* [WORK INSTRUCTIONS]: Each entry in the listing below should be restated word for word.

(Dataset records)
★ ★ ★ ★
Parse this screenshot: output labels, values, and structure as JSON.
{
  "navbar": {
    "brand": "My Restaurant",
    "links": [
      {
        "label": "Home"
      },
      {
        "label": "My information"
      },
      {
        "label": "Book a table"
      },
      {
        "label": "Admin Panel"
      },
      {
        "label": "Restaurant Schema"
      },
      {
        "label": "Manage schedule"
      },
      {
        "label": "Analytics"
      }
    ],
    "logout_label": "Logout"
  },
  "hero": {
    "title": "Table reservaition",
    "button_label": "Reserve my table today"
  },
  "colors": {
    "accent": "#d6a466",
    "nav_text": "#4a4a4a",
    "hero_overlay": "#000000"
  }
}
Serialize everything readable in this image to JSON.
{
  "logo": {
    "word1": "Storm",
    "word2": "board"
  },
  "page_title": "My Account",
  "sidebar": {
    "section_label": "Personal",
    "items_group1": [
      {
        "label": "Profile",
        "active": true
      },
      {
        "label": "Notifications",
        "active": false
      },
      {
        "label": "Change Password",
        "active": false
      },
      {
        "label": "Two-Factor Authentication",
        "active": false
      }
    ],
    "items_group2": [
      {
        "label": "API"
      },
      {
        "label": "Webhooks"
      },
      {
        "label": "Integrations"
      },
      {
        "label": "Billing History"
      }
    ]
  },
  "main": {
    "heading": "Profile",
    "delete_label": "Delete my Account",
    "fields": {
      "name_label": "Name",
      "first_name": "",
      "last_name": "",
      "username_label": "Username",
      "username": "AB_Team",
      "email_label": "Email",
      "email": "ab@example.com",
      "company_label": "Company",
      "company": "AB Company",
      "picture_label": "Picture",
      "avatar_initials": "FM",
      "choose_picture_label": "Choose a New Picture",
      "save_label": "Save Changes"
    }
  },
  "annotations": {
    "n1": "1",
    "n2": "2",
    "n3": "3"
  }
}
★ ★ ★ ★
* [TASK RESULT]:
Parse this screenshot: output labels, values, and structure as JSON.
{
  "navbar": {
    "brand": "My Restaurant",
    "links": [
      {
        "label": "Home"
      },
      {
        "label": "My information"
      },
      {
        "label": "Book a table"
      },
      {
        "label": "Admin Panel"
      },
      {
        "label": "Restaurant Schema"
      },
      {
        "label": "Manage schedule"
      },
      {
        "label": "Analytics"
      }
    ],
    "logout_label": "Logout"
  },
  "hero": {
    "title": "Table reservaition",
    "button_label": "Reserve my table today"
  },
  "colors": {
    "accent": "#d6a466",
    "nav_text": "#4a4a4a",
    "hero_overlay": "#000000"
  }
}
Serialize everything readable in this image to JSON.
{
  "logo": {
    "word1": "Storm",
    "word2": "board"
  },
  "page_title": "My Account",
  "sidebar": {
    "section_label": "Personal",
    "items_group1": [
      {
        "label": "Profile",
        "active": true
      },
      {
        "label": "Notifications",
        "active": false
      },
      {
        "label": "Change Password",
        "active": false
      },
      {
        "label": "Two-Factor Authentication",
        "active": false
      }
    ],
    "items_group2": [
      {
        "label": "API"
      },
      {
        "label": "Webhooks"
      },
      {
        "label": "Integrations"
      },
      {
        "label": "Billing History"
      }
    ]
  },
  "main": {
    "heading": "Profile",
    "delete_label": "Delete my Account",
    "fields": {
      "name_label": "Name",
      "first_name": "",
      "last_name": "",
      "username_label": "Username",
      "username": "AB_Team",
      "email_label": "Email",
      "email": "ab@example.com",
      "company_label": "Company",
      "company": "AB Company",
      "picture_label": "Picture",
      "avatar_initials": "FM",
      "choose_picture_label": "Choose a New Picture",
      "save_label": "Save Changes"
    }
  },
  "annotations": {
    "n1": "1",
    "n2": "2",
    "n3": "3"
  }
}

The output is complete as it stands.